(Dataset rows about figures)
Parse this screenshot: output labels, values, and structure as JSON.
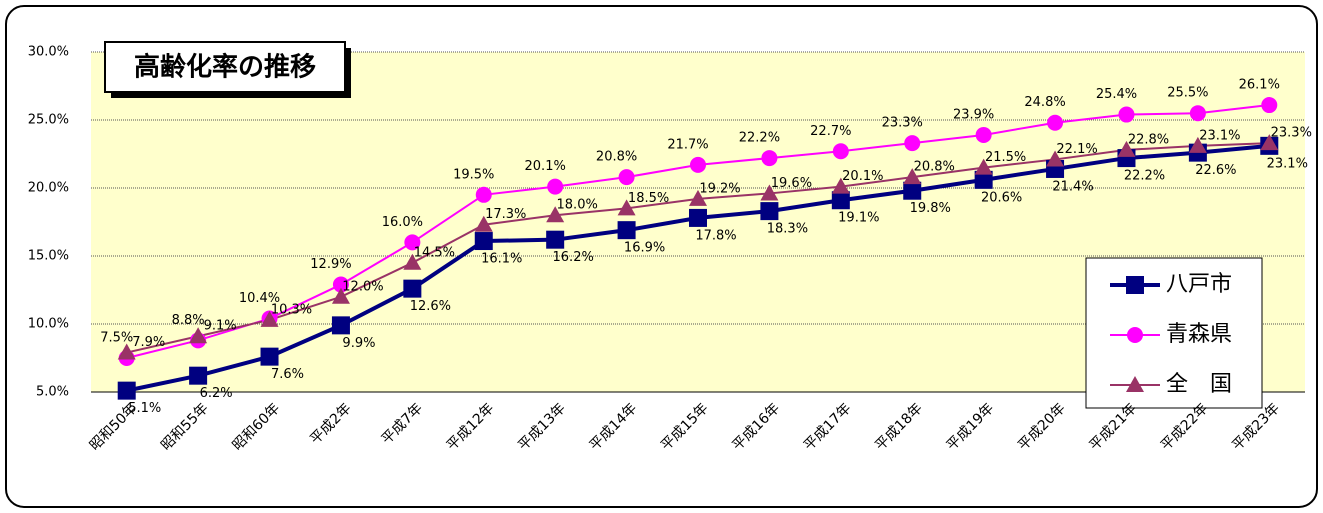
{
  "chart_data": {
    "type": "line",
    "title": "高齢化率の推移",
    "categories": [
      "昭和50年",
      "昭和55年",
      "昭和60年",
      "平成2年",
      "平成7年",
      "平成12年",
      "平成13年",
      "平成14年",
      "平成15年",
      "平成16年",
      "平成17年",
      "平成18年",
      "平成19年",
      "平成20年",
      "平成21年",
      "平成22年",
      "平成23年"
    ],
    "series": [
      {
        "name": "八戸市",
        "color": "#000080",
        "marker": "square",
        "values": [
          5.1,
          6.2,
          7.6,
          9.9,
          12.6,
          16.1,
          16.2,
          16.9,
          17.8,
          18.3,
          19.1,
          19.8,
          20.6,
          21.4,
          22.2,
          22.6,
          23.1
        ],
        "value_labels": [
          "5.1%",
          "6.2%",
          "7.6%",
          "9.9%",
          "12.6%",
          "16.1%",
          "16.2%",
          "16.9%",
          "17.8%",
          "18.3%",
          "19.1%",
          "19.8%",
          "20.6%",
          "21.4%",
          "22.2%",
          "22.6%",
          "23.1%"
        ]
      },
      {
        "name": "青森県",
        "color": "#ff00ff",
        "marker": "circle",
        "values": [
          7.5,
          8.8,
          10.4,
          12.9,
          16.0,
          19.5,
          20.1,
          20.8,
          21.7,
          22.2,
          22.7,
          23.3,
          23.9,
          24.8,
          25.4,
          25.5,
          26.1
        ],
        "value_labels": [
          "7.5%",
          "8.8%",
          "10.4%",
          "12.9%",
          "16.0%",
          "19.5%",
          "20.1%",
          "20.8%",
          "21.7%",
          "22.2%",
          "22.7%",
          "23.3%",
          "23.9%",
          "24.8%",
          "25.4%",
          "25.5%",
          "26.1%"
        ]
      },
      {
        "name": "全　国",
        "color": "#993366",
        "marker": "triangle",
        "values": [
          7.9,
          9.1,
          10.3,
          12.0,
          14.5,
          17.3,
          18.0,
          18.5,
          19.2,
          19.6,
          20.1,
          20.8,
          21.5,
          22.1,
          22.8,
          23.1,
          23.3
        ],
        "value_labels": [
          "7.9%",
          "9.1%",
          "10.3%",
          "12.0%",
          "14.5%",
          "17.3%",
          "18.0%",
          "18.5%",
          "19.2%",
          "19.6%",
          "20.1%",
          "20.8%",
          "21.5%",
          "22.1%",
          "22.8%",
          "23.1%",
          "23.3%"
        ]
      }
    ],
    "ylim": [
      5,
      30
    ],
    "yticks": [
      {
        "value": 5,
        "label": "5.0%"
      },
      {
        "value": 10,
        "label": "10.0%"
      },
      {
        "value": 15,
        "label": "15.0%"
      },
      {
        "value": 20,
        "label": "20.0%"
      },
      {
        "value": 25,
        "label": "25.0%"
      },
      {
        "value": 30,
        "label": "30.0%"
      }
    ],
    "grid": true
  }
}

#### SHORT PROBLEM:
List all lines holding the string "color".

#### SOLVED EXERCISE:
        "color": "#000080",
        "color": "#ff00ff",
        "color": "#993366",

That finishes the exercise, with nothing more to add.